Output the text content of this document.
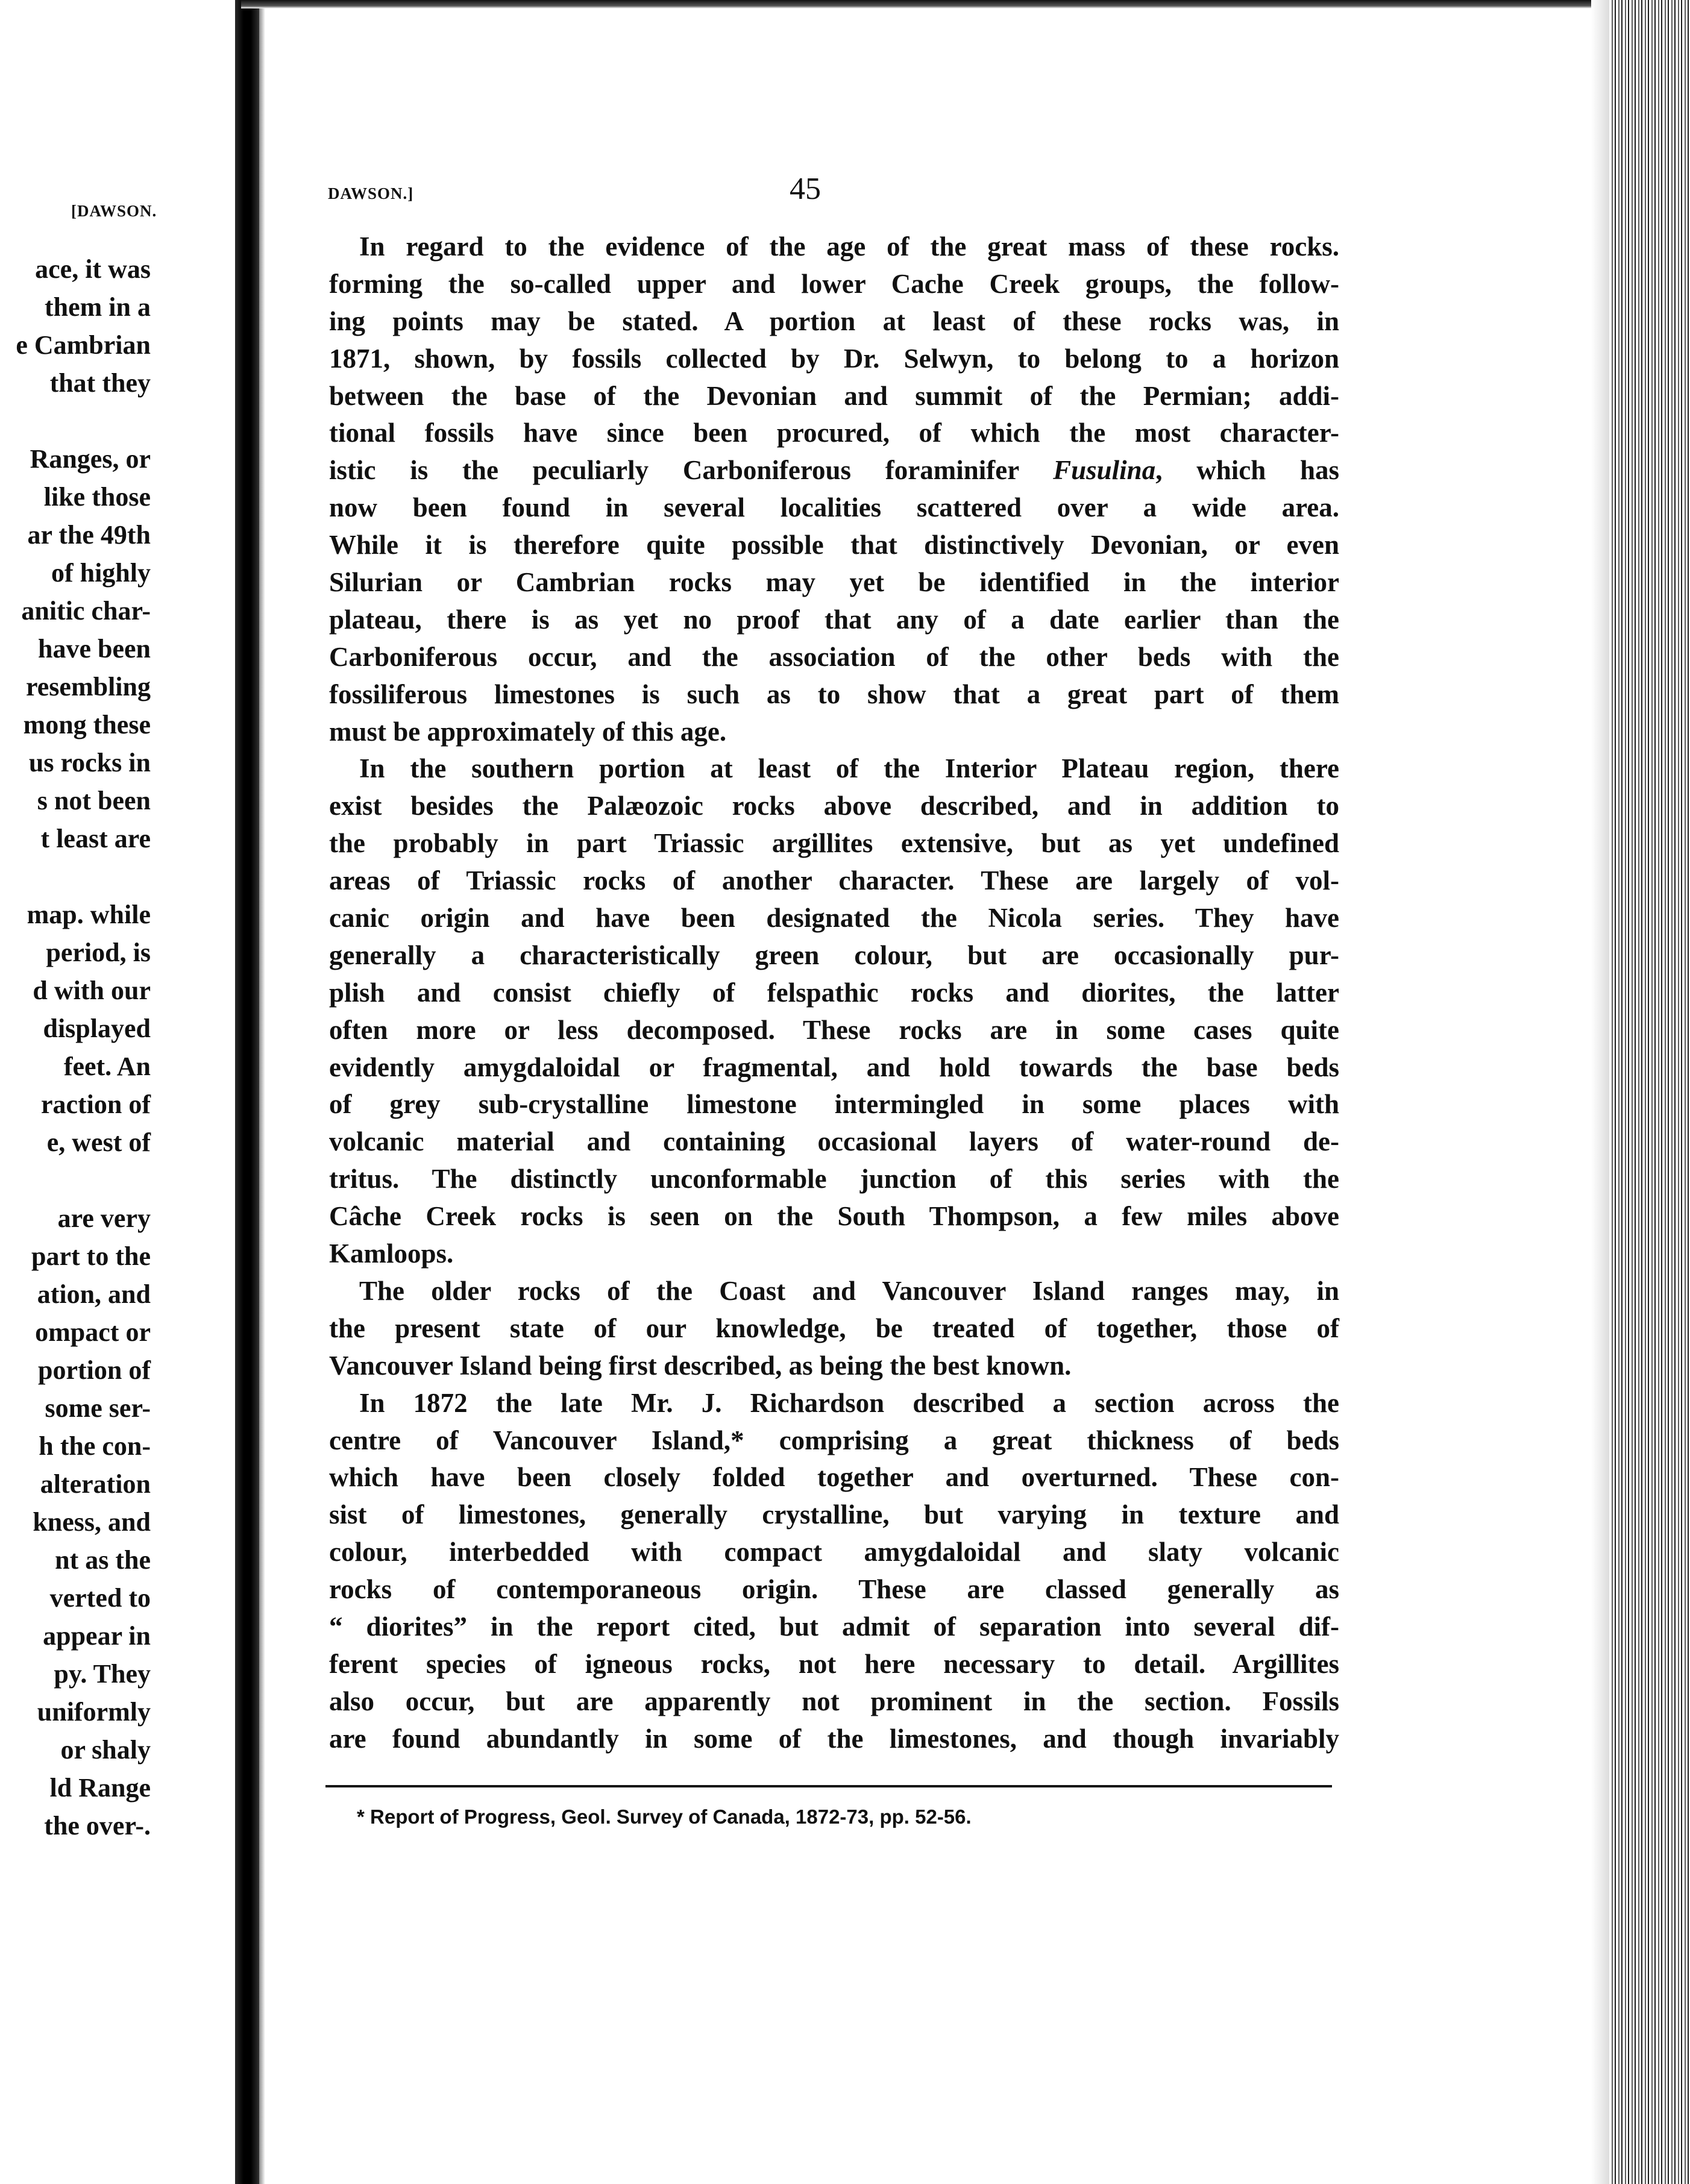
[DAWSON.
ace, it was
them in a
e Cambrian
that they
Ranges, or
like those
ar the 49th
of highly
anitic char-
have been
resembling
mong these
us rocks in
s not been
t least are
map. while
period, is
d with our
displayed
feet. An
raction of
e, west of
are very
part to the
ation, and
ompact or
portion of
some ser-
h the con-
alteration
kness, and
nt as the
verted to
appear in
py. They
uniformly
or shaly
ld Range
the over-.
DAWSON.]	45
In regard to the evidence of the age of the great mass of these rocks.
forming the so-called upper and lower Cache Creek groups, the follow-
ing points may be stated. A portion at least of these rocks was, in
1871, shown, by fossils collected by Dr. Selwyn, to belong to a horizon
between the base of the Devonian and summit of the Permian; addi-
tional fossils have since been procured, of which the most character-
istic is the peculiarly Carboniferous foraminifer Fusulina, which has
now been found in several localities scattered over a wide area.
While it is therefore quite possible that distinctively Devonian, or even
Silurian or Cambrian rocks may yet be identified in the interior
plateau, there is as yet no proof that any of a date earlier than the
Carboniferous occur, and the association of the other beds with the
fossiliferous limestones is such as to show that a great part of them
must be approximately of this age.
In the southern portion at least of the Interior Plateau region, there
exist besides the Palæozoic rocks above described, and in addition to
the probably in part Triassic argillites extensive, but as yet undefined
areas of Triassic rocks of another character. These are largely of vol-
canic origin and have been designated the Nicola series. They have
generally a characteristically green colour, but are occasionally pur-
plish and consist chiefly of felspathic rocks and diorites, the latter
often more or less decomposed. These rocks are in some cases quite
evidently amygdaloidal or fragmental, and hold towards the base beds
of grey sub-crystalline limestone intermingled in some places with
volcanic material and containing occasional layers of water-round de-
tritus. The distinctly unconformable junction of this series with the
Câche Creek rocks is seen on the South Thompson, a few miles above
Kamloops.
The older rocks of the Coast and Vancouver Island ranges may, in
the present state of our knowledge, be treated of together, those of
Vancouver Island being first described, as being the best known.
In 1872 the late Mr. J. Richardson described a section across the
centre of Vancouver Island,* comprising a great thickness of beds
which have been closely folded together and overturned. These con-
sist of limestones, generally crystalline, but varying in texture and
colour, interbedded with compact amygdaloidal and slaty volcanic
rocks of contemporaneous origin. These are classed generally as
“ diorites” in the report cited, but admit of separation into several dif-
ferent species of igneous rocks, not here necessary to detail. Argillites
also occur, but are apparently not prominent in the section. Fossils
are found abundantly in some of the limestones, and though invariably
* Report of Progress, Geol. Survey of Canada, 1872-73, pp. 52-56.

* * *

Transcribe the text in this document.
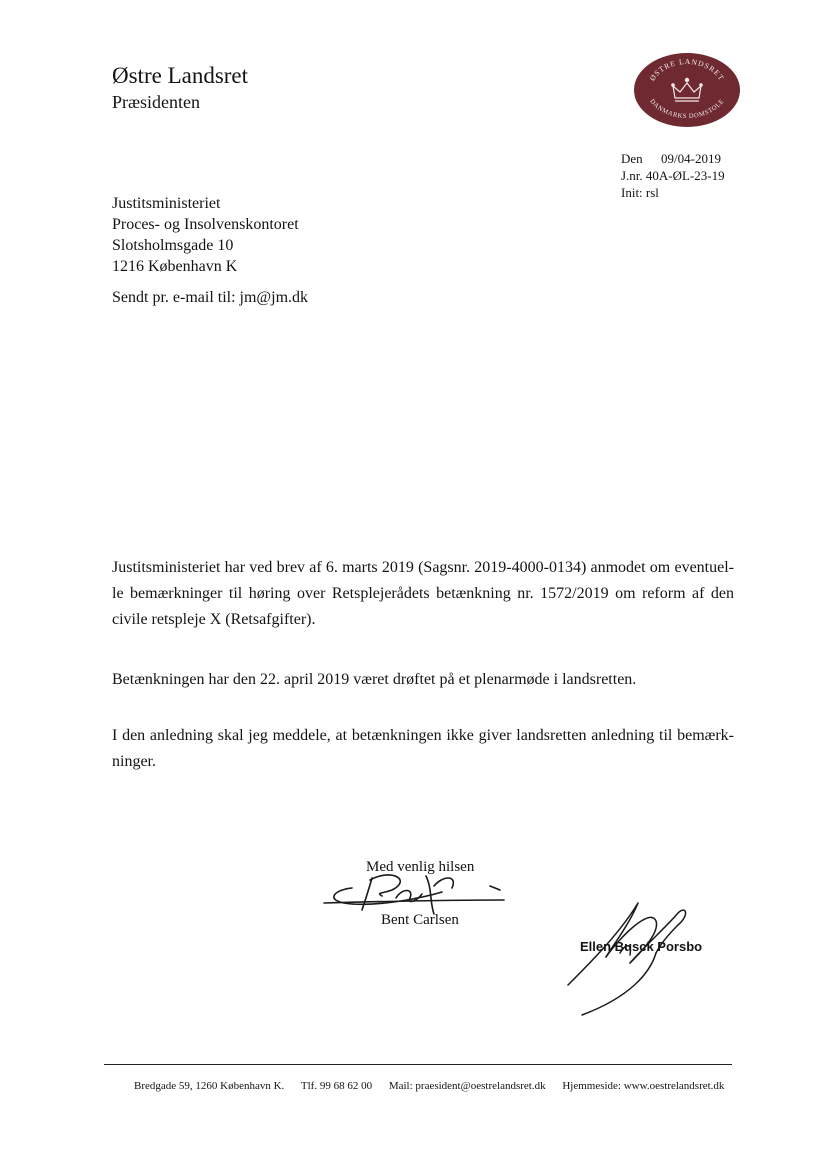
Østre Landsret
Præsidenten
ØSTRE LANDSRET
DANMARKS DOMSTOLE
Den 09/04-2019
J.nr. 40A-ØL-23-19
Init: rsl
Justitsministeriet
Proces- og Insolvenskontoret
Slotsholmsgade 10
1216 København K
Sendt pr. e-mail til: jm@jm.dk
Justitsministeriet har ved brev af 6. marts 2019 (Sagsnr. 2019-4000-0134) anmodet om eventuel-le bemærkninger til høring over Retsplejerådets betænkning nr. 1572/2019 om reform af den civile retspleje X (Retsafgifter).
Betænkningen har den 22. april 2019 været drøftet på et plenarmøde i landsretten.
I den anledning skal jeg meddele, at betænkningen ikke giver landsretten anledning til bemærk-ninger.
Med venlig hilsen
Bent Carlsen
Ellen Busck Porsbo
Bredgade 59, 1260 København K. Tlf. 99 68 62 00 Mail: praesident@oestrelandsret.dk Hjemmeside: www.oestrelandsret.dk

--

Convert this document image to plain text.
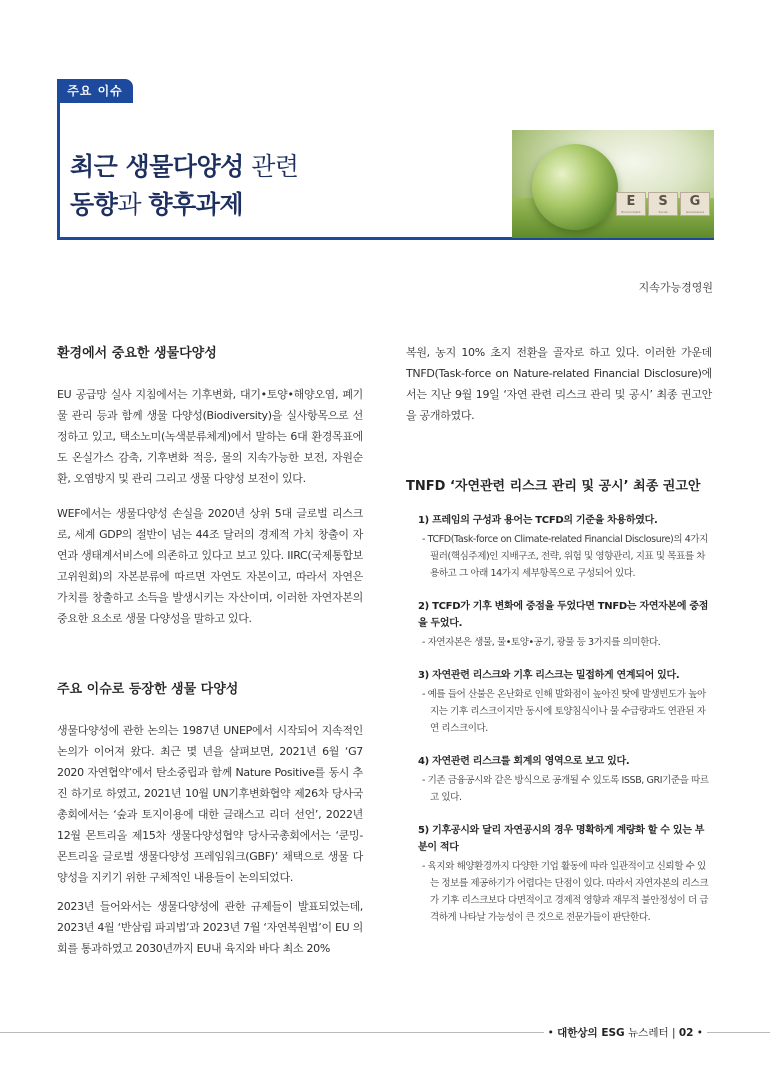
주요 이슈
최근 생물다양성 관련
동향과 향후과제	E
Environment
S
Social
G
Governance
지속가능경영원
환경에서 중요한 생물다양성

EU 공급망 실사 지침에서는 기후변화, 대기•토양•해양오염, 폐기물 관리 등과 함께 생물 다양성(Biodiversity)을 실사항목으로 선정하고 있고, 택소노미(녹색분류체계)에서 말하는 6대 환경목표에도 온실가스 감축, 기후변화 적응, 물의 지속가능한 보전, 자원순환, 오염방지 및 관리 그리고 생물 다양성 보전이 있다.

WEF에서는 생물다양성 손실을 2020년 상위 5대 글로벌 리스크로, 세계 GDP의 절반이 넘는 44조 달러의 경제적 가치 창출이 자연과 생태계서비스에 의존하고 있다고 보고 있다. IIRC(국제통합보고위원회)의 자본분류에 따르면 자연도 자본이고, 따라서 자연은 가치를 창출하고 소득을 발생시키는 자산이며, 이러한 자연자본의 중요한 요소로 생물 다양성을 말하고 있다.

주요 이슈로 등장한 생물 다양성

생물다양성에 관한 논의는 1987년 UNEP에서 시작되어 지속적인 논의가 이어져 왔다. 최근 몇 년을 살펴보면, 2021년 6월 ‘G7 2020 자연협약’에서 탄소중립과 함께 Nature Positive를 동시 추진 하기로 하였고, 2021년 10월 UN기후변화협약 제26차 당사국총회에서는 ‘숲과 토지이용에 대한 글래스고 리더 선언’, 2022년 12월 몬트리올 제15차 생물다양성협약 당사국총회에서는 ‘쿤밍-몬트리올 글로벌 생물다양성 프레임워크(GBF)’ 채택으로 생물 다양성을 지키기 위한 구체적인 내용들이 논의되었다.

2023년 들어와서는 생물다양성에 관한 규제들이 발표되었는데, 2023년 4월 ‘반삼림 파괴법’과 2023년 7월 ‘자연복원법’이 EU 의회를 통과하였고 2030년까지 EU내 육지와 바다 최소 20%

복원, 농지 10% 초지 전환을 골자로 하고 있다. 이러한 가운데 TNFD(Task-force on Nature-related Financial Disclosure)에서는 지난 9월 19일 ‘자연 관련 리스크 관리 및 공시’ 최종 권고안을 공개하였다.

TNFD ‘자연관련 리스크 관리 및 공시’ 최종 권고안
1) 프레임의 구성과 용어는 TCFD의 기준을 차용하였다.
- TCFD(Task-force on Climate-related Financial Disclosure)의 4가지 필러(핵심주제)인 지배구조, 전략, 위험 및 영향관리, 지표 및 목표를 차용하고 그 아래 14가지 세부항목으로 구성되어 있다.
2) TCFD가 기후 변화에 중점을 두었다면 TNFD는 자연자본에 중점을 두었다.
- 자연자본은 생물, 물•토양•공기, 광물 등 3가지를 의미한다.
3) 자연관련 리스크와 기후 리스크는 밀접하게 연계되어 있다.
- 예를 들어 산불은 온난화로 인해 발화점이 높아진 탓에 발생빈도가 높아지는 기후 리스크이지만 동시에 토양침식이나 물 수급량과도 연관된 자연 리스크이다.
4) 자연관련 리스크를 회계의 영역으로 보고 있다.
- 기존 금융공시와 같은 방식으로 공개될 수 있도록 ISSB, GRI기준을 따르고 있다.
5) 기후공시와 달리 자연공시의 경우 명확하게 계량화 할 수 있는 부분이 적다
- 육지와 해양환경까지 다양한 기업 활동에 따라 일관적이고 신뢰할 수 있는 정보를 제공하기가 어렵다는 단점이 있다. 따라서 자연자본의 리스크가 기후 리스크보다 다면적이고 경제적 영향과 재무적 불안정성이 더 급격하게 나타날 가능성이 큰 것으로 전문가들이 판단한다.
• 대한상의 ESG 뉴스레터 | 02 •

■ **EXERCISE AIM**
Copy and report every line where the word "생물다양성에" is present.

■ **REPLY**
생물다양성에 관한 논의는 1987년 UNEP에서 시작되어 지속적인 논의가 이어져 왔다. 최근 몇 년을 살펴보면, 2021년 6월 ‘G7 2020 자연협약’에서 탄소중립과 함께 Nature Positive를 동시 추진 하기로 하였고, 2021년 10월 UN기후변화협약 제26차 당사국총회에서는 ‘숲과 토지이용에 대한 글래스고 리더 선언’, 2022년 12월 몬트리올 제15차 생물다양성협약 당사국총회에서는 ‘쿤밍-몬트리올 글로벌 생물다양성 프레임워크(GBF)’ 채택으로 생물 다양성을 지키기 위한 구체적인 내용들이 논의되었다.
2023년 들어와서는 생물다양성에 관한 규제들이 발표되었는데, 2023년 4월 ‘반삼림 파괴법’과 2023년 7월 ‘자연복원법’이 EU 의회를 통과하였고 2030년까지 EU내 육지와 바다 최소 20%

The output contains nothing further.